# Exercise passage
━━━━━━━━━━━━━━━━━━━━

Preselection of sub exposures

My Seestar 50 captured 361 x 30s fits files of M81. Looking through them I can see that some have lighter backgrounds (I started capturing a little before it was truly dark) and some have less than perfectly round stars (tracking errors of some sort?). However, most of them look good. 

I assume it would be a good idea to omit the obviously poorer ones from processing to save time and give a better final result. If so, what is the best way to remove the unwanted subs?

Thanks, Jim

Comments

  • Hmm... a couple of comments.

    In my Fundamentals course (soon to be reorganized)- I explain what constitutes poorer frames.
    Differences in background does not mean a poor image (necessarily).

    None perfect round stars... is not necessarily a problem if the number of them are sufficiently few. The combination of rejection and weighting will still let these frames work for you for what the worth in terms of contributing to the stack.

━━━━━━━━━━━━━━━━━━━━

# Provided material
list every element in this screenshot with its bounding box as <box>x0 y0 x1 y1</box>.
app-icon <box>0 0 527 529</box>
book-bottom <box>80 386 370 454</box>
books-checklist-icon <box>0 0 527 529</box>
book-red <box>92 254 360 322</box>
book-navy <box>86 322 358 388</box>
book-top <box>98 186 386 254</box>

━━━━━━━━━━━━━━━━━━━━

# Work instruction 1
Using the sub exposures post, answer yes or no to each statement, and quote the exact words from the post that decide it: (a) All of the files were captured after it was fully dark. (b) The camera captured 361 files of 30 seconds each. (c) The reply says a difference in background always means a poor image.
# Work instruction 2
Write the next part of the sub exposures post, picking up after its last sentence.
The items are separate material and not part of the sub exposures post.

# Result 1
(a) No: "I started capturing a little before it was truly dark"
(b) Yes: "My Seestar 50 captured 361 x 30s fits files of M81."
(c) No: "Differences in background does not mean a poor image (necessarily)."

# Result 2
    Yes, if the frames are truly bad you can omit them. The easiest way (brute force) is while you are blinking through them. You can use the blink tool. There is a button to move files to another place on your disk- I called this a ToBeDeleted folder (which I later do delete). There are some other ways as well. I demonstrate this in my Blink tutorial. I can't remember..I thought I did this in FastTrack.

    -the Blockhead
  • I thought there might be some way of getting PixInsight to analyse all of the frames and show me, for example, which ones are the ones with the worst shaped stars and the let me exclude them from further processing.

    If not, I suppose I can select them myself using Blink, which you did cover in the FastTrack course.
  • You can. There is a different way. You can use SubFrameSelector. I also have a series of videos that explain this method as well.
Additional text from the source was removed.